**WRITTEN EXERCISE:** Note how many lines in the entries contain the string "this", then give that number and nothing else.
··········
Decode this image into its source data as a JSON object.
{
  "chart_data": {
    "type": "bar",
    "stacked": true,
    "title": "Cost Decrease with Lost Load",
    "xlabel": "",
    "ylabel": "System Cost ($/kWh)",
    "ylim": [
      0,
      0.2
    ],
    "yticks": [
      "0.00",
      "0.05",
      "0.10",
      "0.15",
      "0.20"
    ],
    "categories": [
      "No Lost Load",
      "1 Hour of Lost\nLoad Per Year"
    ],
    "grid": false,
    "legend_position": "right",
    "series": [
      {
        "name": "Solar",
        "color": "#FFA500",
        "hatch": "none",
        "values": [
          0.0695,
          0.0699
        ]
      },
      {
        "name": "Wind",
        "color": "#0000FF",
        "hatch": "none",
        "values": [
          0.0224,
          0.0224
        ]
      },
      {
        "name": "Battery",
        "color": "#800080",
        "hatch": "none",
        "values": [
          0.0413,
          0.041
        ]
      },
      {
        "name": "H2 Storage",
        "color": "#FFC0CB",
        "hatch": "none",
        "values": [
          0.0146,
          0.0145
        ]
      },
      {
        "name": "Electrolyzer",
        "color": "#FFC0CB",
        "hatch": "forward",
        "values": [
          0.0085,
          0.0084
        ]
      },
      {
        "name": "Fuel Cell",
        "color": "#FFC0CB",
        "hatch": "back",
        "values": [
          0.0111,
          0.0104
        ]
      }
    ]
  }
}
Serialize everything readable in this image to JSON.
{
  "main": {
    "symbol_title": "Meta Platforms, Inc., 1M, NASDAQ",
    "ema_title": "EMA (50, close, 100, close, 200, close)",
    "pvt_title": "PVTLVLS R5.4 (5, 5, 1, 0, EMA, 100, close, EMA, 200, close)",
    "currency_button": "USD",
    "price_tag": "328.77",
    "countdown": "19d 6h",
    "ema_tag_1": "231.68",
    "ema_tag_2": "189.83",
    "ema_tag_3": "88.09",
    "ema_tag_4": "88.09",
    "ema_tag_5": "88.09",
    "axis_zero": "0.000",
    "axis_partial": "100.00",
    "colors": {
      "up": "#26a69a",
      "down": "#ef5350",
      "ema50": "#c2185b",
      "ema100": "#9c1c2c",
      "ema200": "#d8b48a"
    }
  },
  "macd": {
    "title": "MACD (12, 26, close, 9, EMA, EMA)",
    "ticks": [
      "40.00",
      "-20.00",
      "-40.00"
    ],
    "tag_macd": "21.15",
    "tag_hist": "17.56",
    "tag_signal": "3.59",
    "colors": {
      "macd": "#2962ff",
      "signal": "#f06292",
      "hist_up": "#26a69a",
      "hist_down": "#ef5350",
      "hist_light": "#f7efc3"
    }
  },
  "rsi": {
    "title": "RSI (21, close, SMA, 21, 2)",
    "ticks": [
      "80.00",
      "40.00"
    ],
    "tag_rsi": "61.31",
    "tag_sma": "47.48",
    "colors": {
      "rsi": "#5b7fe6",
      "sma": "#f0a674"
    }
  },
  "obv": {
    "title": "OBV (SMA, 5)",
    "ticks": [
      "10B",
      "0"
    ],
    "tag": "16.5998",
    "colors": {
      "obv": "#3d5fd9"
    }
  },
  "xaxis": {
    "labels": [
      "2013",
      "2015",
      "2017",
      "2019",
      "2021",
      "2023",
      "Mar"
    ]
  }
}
··········
**ANSWER TO THE EXERCISE:** 2